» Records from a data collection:
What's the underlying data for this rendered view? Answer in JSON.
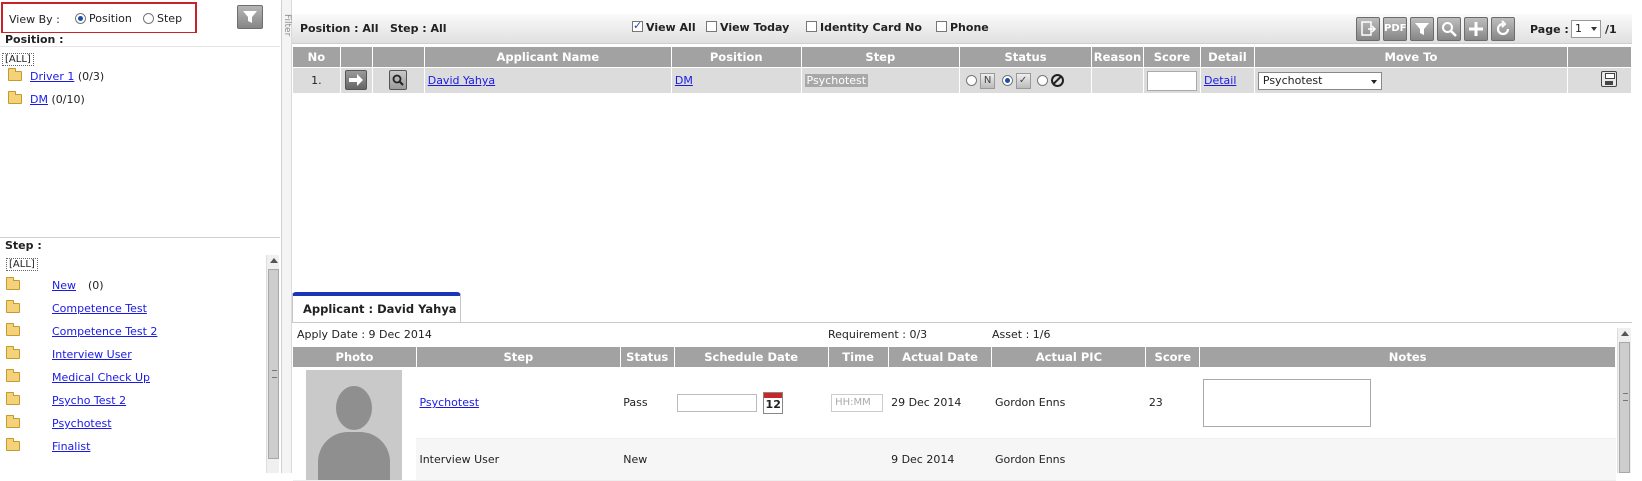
{
  "left": {
    "viewby_label": "View By :",
    "viewby_options": [
      "Position",
      "Step"
    ],
    "viewby_selected": "Position",
    "position_title": "Position :",
    "all_label": "[ALL]",
    "positions": [
      {
        "name": "Driver 1",
        "count": "(0/3)"
      },
      {
        "name": "DM",
        "count": "(0/10)"
      }
    ],
    "step_title": "Step :",
    "steps": [
      {
        "name": "New",
        "count": "(0)"
      },
      {
        "name": "Competence Test",
        "count": ""
      },
      {
        "name": "Competence Test 2",
        "count": ""
      },
      {
        "name": "Interview User",
        "count": ""
      },
      {
        "name": "Medical Check Up",
        "count": ""
      },
      {
        "name": "Psycho Test 2",
        "count": ""
      },
      {
        "name": "Psychotest",
        "count": ""
      },
      {
        "name": "Finalist",
        "count": ""
      }
    ]
  },
  "filter_tab_label": "Filter",
  "toolbar": {
    "status": "Position : All   Step : All",
    "view_all": "View All",
    "view_today": "View Today",
    "identity_card": "Identity Card No",
    "phone": "Phone",
    "view_all_checked": true,
    "page_label": "Page :",
    "page_value": "1",
    "page_total": "/1",
    "pdf_label": "PDF",
    "icons": [
      "export-icon",
      "pdf-icon",
      "filter-icon",
      "search-icon",
      "add-icon",
      "refresh-icon"
    ]
  },
  "applicants": {
    "headers": [
      "No",
      "",
      "",
      "Applicant Name",
      "Position",
      "Step",
      "Status",
      "Reason",
      "Score",
      "Detail",
      "Move To",
      ""
    ],
    "rows": [
      {
        "no": "1.",
        "name": "David Yahya",
        "position": "DM",
        "step": "Psychotest",
        "status_n": "N",
        "reason": "",
        "score": "",
        "detail": "Detail",
        "move_to": "Psychotest"
      }
    ]
  },
  "detail": {
    "tab_label": "Applicant : David Yahya",
    "apply_date": "Apply Date : 9 Dec 2014",
    "requirement": "Requirement : 0/3",
    "asset": "Asset : 1/6",
    "headers": [
      "Photo",
      "Step",
      "Status",
      "Schedule Date",
      "Time",
      "Actual Date",
      "Actual PIC",
      "Score",
      "Notes"
    ],
    "calendar_day": "12",
    "time_placeholder": "HH:MM",
    "rows": [
      {
        "step": "Psychotest",
        "status": "Pass",
        "actual_date": "29 Dec 2014",
        "actual_pic": "Gordon Enns",
        "score": "23"
      },
      {
        "step": "Interview User",
        "status": "New",
        "actual_date": "9 Dec 2014",
        "actual_pic": "Gordon Enns",
        "score": ""
      }
    ]
  },
  "colors": {
    "highlight_border": "#c9232a",
    "header_bg": "#a2a2a2",
    "tab_accent": "#1a35b5",
    "link": "#1a1ae6"
  }
}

» WHAT IS ASKED: Output every entry word for word, but omit the pictures.

» WORKED ANSWER:
What's the underlying data for this rendered view? Answer in JSON.
{
  "left": {
    "viewby_label": "View By :",
    "viewby_options": [
      "Position",
      "Step"
    ],
    "viewby_selected": "Position",
    "position_title": "Position :",
    "all_label": "[ALL]",
    "positions": [
      {
        "name": "Driver 1",
        "count": "(0/3)"
      },
      {
        "name": "DM",
        "count": "(0/10)"
      }
    ],
    "step_title": "Step :",
    "steps": [
      {
        "name": "New",
        "count": "(0)"
      },
      {
        "name": "Competence Test",
        "count": ""
      },
      {
        "name": "Competence Test 2",
        "count": ""
      },
      {
        "name": "Interview User",
        "count": ""
      },
      {
        "name": "Medical Check Up",
        "count": ""
      },
      {
        "name": "Psycho Test 2",
        "count": ""
      },
      {
        "name": "Psychotest",
        "count": ""
      },
      {
        "name": "Finalist",
        "count": ""
      }
    ]
  },
  "filter_tab_label": "Filter",
  "toolbar": {
    "status": "Position : All   Step : All",
    "view_all": "View All",
    "view_today": "View Today",
    "identity_card": "Identity Card No",
    "phone": "Phone",
    "view_all_checked": true,
    "page_label": "Page :",
    "page_value": "1",
    "page_total": "/1",
    "pdf_label": "PDF",
    "icons": [
      "export-icon",
      "pdf-icon",
      "filter-icon",
      "search-icon",
      "add-icon",
      "refresh-icon"
    ]
  },
  "applicants": {
    "headers": [
      "No",
      "",
      "",
      "Applicant Name",
      "Position",
      "Step",
      "Status",
      "Reason",
      "Score",
      "Detail",
      "Move To",
      ""
    ],
    "rows": [
      {
        "no": "1.",
        "name": "David Yahya",
        "position": "DM",
        "step": "Psychotest",
        "status_n": "N",
        "reason": "",
        "score": "",
        "detail": "Detail",
        "move_to": "Psychotest"
      }
    ]
  },
  "detail": {
    "tab_label": "Applicant : David Yahya",
    "apply_date": "Apply Date : 9 Dec 2014",
    "requirement": "Requirement : 0/3",
    "asset": "Asset : 1/6",
    "headers": [
      "Photo",
      "Step",
      "Status",
      "Schedule Date",
      "Time",
      "Actual Date",
      "Actual PIC",
      "Score",
      "Notes"
    ],
    "calendar_day": "12",
    "time_placeholder": "HH:MM",
    "rows": [
      {
        "step": "Psychotest",
        "status": "Pass",
        "actual_date": "29 Dec 2014",
        "actual_pic": "Gordon Enns",
        "score": "23"
      },
      {
        "step": "Interview User",
        "status": "New",
        "actual_date": "9 Dec 2014",
        "actual_pic": "Gordon Enns",
        "score": ""
      }
    ]
  },
  "colors": {
    "highlight_border": "#c9232a",
    "header_bg": "#a2a2a2",
    "tab_accent": "#1a35b5",
    "link": "#1a1ae6"
  }
}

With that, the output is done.